La pluralité des médias
Dans le cédérom « Voyage interactif au pays des maths » (TLC Edusoft, 1997), on retrouve différents exemples illustrant cette pluralité des médias.
Une des premières activités que peut rencontrer l’enfant en naviguant dans ce produit est une activité dite Aventure. La consigne est présentée sous forme de vers :
image : Activité Aventure de « Voyage interactif au Pays des Maths ».

On retrouve cette consigne (en haut et à gauche de l’écran ci-dessus) également de manière orale puisqu’un des personnages du cédérom la lit. Un élément graphique intervient en même temps : la ligne qui est en train d’être lue est surlignée en jaune. L’intérêt de cette association réside dans l’accès au texte écrit facilité pour l’enfant qui ne maîtrise pas encore bien la lecture. Une situation similaire peut-elle se présenter sans le support multimédia interactif ? Si en classe, l’enseignant lit un texte écrit au tableau, tout en montrant du doigt les termes au fur et à mesure de leur lecture, il diffuse bien un message selon deux modalités sensorielles différentes. Mais, à moins d’un enseignant pour chaque élève qui lirait le mot montré par l’élève, il ne s’agit pas d’une réelle individualisation de l’enseignement. Ici, en revanche, en cliquant sur chacune des lignes, l’enfant peut avoir accès à la lecture de ce qui y est écrit, et ce autant de fois qu’il le souhaite, à la demande, en fonction de son besoin.

Cette fonctionnalité de l’outil est néanmoins à utiliser avec circonspection. Le rythme de lecture doit être adapté, ce qui n’est pas le cas dans l’exemple cité où il est trop rapide par rapport à la complexité du texte. Si lecture et surlignage sont trop rapides, non seulement, ils ne constituent pas une aide pour l’utilisateur mais deviennent au contraire une gêne : les enfants ont différentes informations de diverses sources à gérer et ils ne peuvent pas le faire au même rythme. Il y a un vrai risque de « surcharge cognitive » (Jacquinot, 1996). Alors que l’association simultanée des médias pourrait permettre une meilleure adaptation à chaque utilisateur, l’inadaptation de la mise en surbrillance au rythme de lecture peut en compromettre l’efficacité, ce qui est particulièrement dommage…

Précisons que ce n’est pas de façon exclusive que les enfants traitent un type d’information mais de manière prioritaire. La simultanéité d’informations de différentes natures est donc très utile dans la mesure où les sources non prioritaires peuvent avoir une fonction de confirmation. Ainsi, Gauthier, 6 ans, explique comment il procède dans l’activité Exploration du Pays 2 : Additions et soustractions du cédérom « Voyage interactif au pays des maths » : « Moi je compte et puis je sais que c’est 5 et puis quand ils le disent, je sais encore mieux que c’est 5 ». L’observation confirme cette auto-analyse. Le fait de pouvoir vérifier son hypothèse lui permet certainement de traiter plus rapidement l’information visuelle en sachant que si son estimation n’est pas exacte, l’information auditive lui permettra de le savoir.

L’importance de l’interface
On voit bien ici que la manière dont les informations vont être mises à disposition des enfants va être fondamentale dans ce qu’ils vont pouvoir en faire. Cette question concerne directement ce que les ergonomes appellent l’interface.

---

◆ OBJECTIF A:
Dans l'extrait sur la pluralité des médias, de quelle couleur est surlignée la ligne en cours de lecture ?
◆ OBJECTIF B:
Rédigez la suite de l'extrait sur la pluralité des médias, s'il vous plaît, en reprenant juste après sa dernière phrase.

◆ DONNÉES FOURNIES:
---

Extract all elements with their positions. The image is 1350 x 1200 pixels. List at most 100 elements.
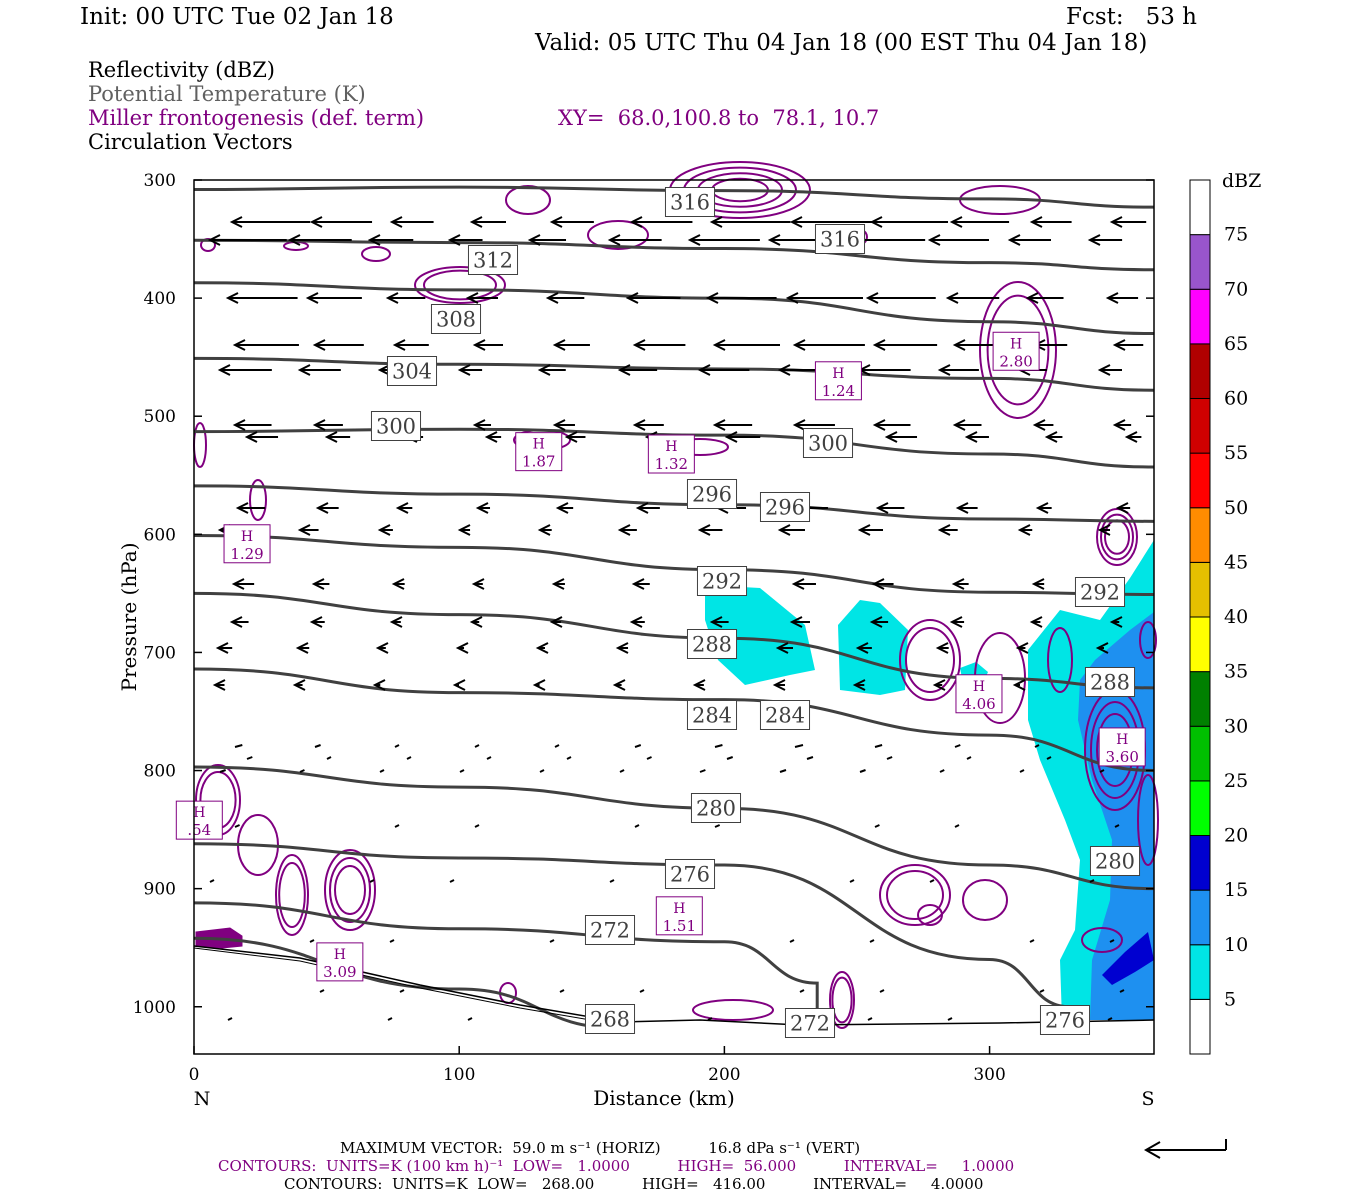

---

◆ RÉSULTAT A:
En jaune.

◆ RÉSULTAT B:
Il s’agit en fait d’un dispositif de médiation technique entre le programme et l’utilisateur qui est défini par le guide pratique de conception et d’évaluation ergonomique de sites Web du Centre de recherche informatique de Montréal comme « un dispositif (matériel et logiciel) grâce auquel s’effectuent les échanges d’informations entre deux systèmes » (Millerand, Martial, 2001). La définition indique que « concrètement, une interface peut être définie comme tout ce qui aide l’humain à comprendre et à manipuler la machine ; le point central des échanges entre la personne et la machine ; une couche composée d’une partie matérielle (écran, clavier, souris, etc.) et d’une partie logicielle qui vient s’interposer entre les concepts de la machine et l’utilisateur » (ibid.). L’interface est donc immanquablement liée à la navigation, autrement dit à la manière dont l’utilisateur se déplace dans le produit, puisque c’est elle qui donne accès aux liens et aux zones actives. Le parcours, résultat de cette navigation, ne dépend donc pas seulement de la volonté de l’utilisateur, mais est aussi en partie induit par l’interface.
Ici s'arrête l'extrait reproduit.